## Work to be completed
What follows is a listing; give it again exactly, in its entirety.

--- Start Supplied information ---

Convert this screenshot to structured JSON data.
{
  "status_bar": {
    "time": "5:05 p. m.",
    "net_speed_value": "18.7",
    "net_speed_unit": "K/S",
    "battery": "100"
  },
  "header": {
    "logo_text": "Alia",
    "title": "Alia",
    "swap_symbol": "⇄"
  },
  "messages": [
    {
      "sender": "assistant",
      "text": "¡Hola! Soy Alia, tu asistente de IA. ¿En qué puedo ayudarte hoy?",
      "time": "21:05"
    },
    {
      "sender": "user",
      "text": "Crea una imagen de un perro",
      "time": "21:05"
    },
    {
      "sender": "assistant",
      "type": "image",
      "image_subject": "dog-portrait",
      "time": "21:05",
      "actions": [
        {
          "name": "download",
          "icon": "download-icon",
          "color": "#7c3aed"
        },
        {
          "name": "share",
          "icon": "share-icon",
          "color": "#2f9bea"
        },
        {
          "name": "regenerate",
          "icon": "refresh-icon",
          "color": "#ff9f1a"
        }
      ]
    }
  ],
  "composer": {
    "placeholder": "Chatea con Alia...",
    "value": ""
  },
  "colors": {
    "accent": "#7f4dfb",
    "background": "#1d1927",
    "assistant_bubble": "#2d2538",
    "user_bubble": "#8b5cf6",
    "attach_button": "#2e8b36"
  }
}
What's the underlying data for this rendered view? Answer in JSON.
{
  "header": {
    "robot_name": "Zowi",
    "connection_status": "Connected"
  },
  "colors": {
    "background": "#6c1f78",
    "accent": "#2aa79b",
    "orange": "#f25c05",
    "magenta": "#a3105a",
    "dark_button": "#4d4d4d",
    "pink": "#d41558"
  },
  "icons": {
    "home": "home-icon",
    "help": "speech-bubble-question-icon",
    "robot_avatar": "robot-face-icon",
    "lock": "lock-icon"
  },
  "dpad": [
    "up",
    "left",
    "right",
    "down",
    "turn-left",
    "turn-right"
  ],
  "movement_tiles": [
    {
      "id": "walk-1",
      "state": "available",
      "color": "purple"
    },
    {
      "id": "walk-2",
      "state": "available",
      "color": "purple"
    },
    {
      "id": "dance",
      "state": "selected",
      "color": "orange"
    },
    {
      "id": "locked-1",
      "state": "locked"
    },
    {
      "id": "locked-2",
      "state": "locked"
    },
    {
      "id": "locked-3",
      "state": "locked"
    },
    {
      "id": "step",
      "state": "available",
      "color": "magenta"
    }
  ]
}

--- End Supplied information ---

## Written response
Convert this screenshot to structured JSON data.
{
  "status_bar": {
    "time": "5:05 p. m.",
    "net_speed_value": "18.7",
    "net_speed_unit": "K/S",
    "battery": "100"
  },
  "header": {
    "logo_text": "Alia",
    "title": "Alia",
    "swap_symbol": "⇄"
  },
  "messages": [
    {
      "sender": "assistant",
      "text": "¡Hola! Soy Alia, tu asistente de IA. ¿En qué puedo ayudarte hoy?",
      "time": "21:05"
    },
    {
      "sender": "user",
      "text": "Crea una imagen de un perro",
      "time": "21:05"
    },
    {
      "sender": "assistant",
      "type": "image",
      "image_subject": "dog-portrait",
      "time": "21:05",
      "actions": [
        {
          "name": "download",
          "icon": "download-icon",
          "color": "#7c3aed"
        },
        {
          "name": "share",
          "icon": "share-icon",
          "color": "#2f9bea"
        },
        {
          "name": "regenerate",
          "icon": "refresh-icon",
          "color": "#ff9f1a"
        }
      ]
    }
  ],
  "composer": {
    "placeholder": "Chatea con Alia...",
    "value": ""
  },
  "colors": {
    "accent": "#7f4dfb",
    "background": "#1d1927",
    "assistant_bubble": "#2d2538",
    "user_bubble": "#8b5cf6",
    "attach_button": "#2e8b36"
  }
}
What's the underlying data for this rendered view? Answer in JSON.
{
  "header": {
    "robot_name": "Zowi",
    "connection_status": "Connected"
  },
  "colors": {
    "background": "#6c1f78",
    "accent": "#2aa79b",
    "orange": "#f25c05",
    "magenta": "#a3105a",
    "dark_button": "#4d4d4d",
    "pink": "#d41558"
  },
  "icons": {
    "home": "home-icon",
    "help": "speech-bubble-question-icon",
    "robot_avatar": "robot-face-icon",
    "lock": "lock-icon"
  },
  "dpad": [
    "up",
    "left",
    "right",
    "down",
    "turn-left",
    "turn-right"
  ],
  "movement_tiles": [
    {
      "id": "walk-1",
      "state": "available",
      "color": "purple"
    },
    {
      "id": "walk-2",
      "state": "available",
      "color": "purple"
    },
    {
      "id": "dance",
      "state": "selected",
      "color": "orange"
    },
    {
      "id": "locked-1",
      "state": "locked"
    },
    {
      "id": "locked-2",
      "state": "locked"
    },
    {
      "id": "locked-3",
      "state": "locked"
    },
    {
      "id": "step",
      "state": "available",
      "color": "magenta"
    }
  ]
}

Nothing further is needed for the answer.